======== Data section

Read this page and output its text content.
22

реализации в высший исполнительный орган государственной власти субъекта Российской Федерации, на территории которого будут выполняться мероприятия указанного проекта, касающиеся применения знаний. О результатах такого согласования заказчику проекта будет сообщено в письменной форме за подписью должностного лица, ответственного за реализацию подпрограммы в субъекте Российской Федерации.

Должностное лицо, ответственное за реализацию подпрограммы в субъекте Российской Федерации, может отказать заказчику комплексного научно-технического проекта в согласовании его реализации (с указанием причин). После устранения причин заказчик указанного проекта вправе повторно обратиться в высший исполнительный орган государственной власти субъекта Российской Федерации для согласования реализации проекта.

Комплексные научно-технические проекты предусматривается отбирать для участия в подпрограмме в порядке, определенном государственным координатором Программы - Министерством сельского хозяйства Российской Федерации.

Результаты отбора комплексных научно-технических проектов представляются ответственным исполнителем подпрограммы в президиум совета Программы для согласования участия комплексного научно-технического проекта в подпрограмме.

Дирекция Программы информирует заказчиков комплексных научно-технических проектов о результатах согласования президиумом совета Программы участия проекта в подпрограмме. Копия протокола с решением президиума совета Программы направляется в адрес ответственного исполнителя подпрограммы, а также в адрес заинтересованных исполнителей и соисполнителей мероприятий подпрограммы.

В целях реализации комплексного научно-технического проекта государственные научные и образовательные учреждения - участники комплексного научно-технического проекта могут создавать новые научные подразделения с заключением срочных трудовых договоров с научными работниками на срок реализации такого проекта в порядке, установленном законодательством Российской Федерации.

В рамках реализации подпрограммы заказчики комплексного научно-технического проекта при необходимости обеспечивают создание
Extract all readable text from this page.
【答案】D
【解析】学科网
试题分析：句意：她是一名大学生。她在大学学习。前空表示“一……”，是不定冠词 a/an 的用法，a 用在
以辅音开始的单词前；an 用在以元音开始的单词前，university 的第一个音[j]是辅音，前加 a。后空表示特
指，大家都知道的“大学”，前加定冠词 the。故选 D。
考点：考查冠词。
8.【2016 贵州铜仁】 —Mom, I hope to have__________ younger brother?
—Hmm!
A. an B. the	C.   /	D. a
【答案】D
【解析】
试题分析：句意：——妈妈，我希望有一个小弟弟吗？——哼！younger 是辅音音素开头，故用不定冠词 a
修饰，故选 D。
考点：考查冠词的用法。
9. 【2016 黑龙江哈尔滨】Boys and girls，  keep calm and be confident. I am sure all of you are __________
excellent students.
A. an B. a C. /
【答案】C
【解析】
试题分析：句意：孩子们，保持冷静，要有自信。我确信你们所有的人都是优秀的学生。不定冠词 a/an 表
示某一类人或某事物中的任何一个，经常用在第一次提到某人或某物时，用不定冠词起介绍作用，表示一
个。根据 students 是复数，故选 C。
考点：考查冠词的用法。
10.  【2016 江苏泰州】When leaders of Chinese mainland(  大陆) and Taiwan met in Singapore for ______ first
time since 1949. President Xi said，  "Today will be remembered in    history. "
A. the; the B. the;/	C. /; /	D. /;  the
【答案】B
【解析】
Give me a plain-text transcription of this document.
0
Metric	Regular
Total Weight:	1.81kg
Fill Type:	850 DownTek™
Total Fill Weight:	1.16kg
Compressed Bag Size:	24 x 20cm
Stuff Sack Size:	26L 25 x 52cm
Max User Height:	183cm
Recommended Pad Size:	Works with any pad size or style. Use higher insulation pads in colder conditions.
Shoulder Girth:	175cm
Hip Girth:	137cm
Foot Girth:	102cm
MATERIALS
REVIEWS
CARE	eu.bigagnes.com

================

What the task asks:
Pull out every line in the data above that has the word "students".

Written reply:
excellent students.
个。根据 students 是复数，故选 C。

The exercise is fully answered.